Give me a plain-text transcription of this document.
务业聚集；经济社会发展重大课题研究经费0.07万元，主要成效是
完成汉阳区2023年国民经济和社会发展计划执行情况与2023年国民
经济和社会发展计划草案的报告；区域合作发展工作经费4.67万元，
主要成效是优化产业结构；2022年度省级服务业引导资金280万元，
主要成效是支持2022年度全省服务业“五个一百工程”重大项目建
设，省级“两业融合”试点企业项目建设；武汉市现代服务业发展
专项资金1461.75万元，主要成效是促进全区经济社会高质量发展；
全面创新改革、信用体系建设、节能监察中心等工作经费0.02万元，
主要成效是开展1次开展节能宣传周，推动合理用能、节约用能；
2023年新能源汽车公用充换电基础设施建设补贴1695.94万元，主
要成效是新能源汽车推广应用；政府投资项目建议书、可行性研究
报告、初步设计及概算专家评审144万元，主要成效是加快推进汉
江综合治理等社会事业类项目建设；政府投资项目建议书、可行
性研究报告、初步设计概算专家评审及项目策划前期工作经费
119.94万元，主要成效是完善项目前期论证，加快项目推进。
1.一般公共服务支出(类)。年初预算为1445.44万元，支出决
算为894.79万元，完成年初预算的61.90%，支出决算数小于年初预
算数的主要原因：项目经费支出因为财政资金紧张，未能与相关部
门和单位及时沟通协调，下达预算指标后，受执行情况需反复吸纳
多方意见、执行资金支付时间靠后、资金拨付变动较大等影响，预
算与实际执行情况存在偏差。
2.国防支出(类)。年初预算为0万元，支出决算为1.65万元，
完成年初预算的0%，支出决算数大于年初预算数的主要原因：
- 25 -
________________________
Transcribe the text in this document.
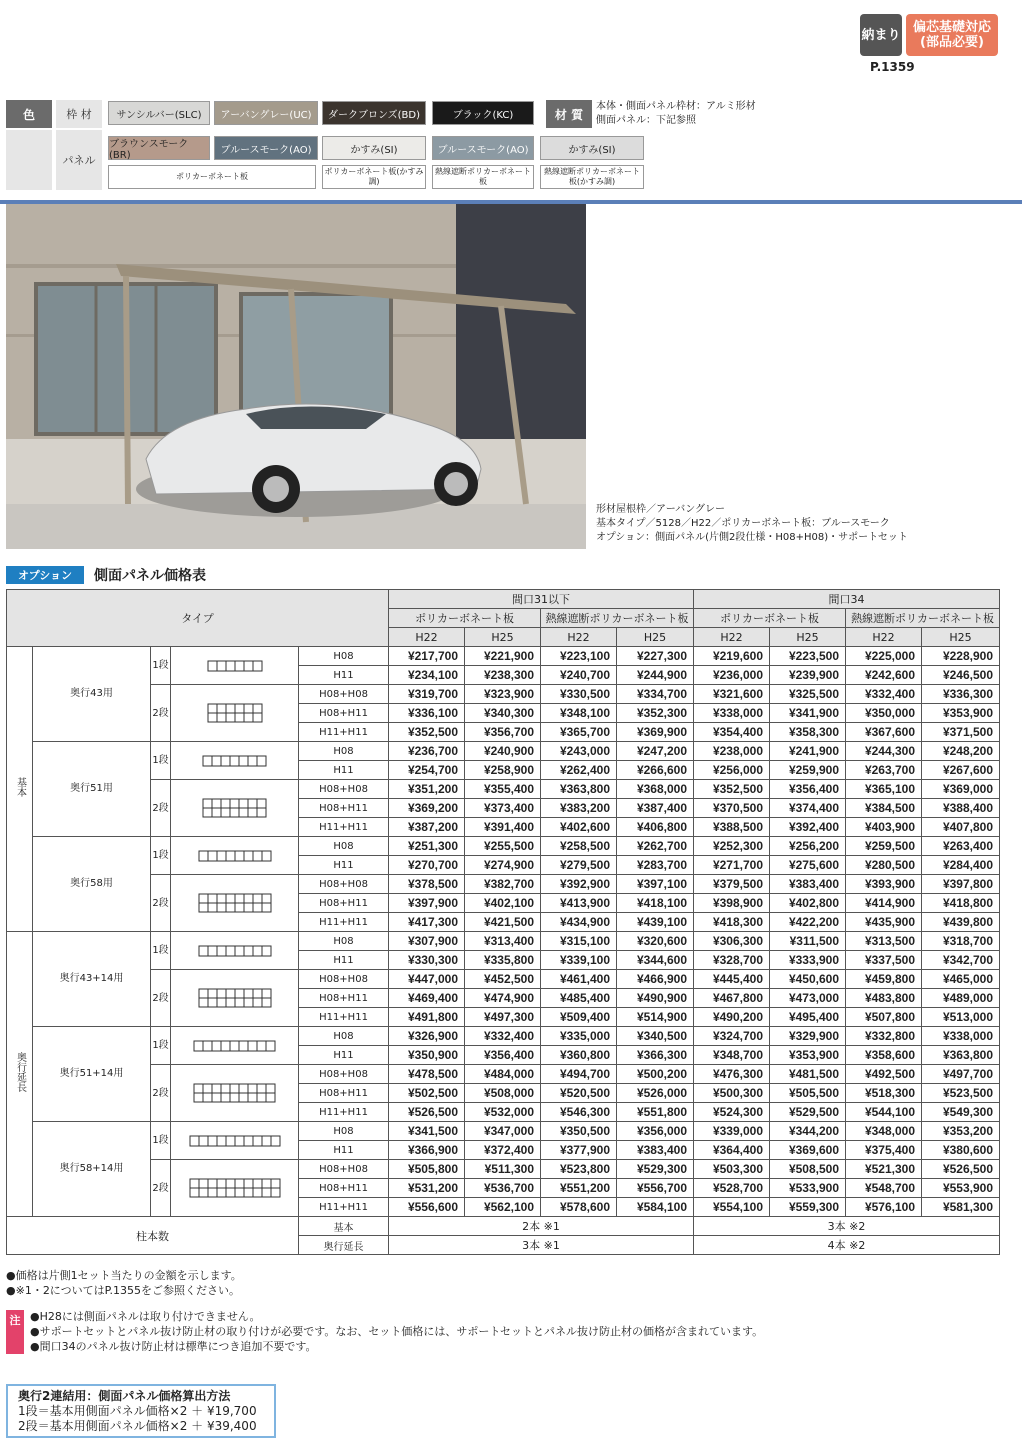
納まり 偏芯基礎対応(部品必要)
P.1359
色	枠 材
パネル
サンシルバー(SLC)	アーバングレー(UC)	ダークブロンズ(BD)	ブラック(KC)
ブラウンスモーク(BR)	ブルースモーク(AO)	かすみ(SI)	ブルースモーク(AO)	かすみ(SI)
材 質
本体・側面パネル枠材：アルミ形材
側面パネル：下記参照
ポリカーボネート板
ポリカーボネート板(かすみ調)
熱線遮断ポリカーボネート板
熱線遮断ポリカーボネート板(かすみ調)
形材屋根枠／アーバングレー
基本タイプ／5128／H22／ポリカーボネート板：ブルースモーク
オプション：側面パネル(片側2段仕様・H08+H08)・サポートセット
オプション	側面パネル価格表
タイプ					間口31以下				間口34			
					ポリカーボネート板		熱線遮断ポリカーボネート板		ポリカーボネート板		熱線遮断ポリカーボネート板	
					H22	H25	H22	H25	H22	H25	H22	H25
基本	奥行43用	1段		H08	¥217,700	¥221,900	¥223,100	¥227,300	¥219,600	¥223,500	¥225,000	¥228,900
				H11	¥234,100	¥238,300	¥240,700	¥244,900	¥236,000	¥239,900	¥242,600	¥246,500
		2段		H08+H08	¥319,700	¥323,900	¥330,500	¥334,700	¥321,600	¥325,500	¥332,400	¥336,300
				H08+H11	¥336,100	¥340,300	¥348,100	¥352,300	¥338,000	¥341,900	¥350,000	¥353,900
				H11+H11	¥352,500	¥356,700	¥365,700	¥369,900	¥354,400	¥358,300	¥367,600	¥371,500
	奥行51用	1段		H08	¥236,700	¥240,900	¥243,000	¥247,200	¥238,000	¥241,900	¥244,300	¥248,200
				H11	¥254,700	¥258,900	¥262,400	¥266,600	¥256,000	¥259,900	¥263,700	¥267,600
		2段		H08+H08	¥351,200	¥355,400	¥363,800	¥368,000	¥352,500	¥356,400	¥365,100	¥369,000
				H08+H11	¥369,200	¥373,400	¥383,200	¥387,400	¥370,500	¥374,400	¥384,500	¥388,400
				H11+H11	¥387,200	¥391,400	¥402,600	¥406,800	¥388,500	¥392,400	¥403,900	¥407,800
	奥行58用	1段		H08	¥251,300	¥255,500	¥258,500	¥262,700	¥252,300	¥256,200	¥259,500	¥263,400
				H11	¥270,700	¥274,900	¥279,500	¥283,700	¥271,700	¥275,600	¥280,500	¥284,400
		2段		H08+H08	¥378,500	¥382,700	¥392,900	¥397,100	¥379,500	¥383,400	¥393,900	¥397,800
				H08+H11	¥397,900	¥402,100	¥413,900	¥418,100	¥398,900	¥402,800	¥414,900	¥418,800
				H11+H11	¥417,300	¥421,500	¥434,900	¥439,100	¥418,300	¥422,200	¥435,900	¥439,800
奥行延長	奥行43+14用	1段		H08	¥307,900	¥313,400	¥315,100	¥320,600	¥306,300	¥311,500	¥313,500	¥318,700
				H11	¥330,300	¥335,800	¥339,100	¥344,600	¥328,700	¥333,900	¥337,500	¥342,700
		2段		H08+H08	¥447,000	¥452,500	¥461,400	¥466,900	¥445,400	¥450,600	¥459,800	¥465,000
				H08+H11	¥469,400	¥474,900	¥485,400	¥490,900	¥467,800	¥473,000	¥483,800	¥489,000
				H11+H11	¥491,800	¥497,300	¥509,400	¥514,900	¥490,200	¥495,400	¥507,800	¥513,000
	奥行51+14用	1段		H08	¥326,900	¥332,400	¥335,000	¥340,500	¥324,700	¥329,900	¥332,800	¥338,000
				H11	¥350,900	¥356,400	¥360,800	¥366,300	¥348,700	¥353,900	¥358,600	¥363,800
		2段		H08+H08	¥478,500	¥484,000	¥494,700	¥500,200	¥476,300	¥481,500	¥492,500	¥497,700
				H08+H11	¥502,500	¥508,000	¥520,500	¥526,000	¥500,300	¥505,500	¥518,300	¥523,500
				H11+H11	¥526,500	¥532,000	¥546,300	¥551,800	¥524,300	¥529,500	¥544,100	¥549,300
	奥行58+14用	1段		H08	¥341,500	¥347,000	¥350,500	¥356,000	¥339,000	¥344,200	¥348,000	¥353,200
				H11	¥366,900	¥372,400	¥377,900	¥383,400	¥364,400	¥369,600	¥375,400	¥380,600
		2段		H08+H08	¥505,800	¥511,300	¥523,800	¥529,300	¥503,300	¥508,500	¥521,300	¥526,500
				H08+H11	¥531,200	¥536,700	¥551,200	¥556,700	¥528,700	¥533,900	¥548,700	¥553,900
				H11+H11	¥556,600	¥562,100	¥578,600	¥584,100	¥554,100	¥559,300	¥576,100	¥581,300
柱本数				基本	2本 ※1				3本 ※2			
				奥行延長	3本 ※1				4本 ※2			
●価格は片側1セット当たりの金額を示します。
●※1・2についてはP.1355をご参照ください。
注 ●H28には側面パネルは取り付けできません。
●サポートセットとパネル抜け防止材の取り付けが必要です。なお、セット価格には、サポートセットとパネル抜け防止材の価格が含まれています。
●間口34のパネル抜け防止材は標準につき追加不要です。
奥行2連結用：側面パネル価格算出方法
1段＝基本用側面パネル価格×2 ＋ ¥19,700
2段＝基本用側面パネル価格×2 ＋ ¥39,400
________________________
YOUR INSTRUCTIONS - Search the data above for the string "オプション" and return every line that has it.

TASK ANSWER -
オプション：側面パネル(片側2段仕様・H08+H08)・サポートセット
オプション	側面パネル価格表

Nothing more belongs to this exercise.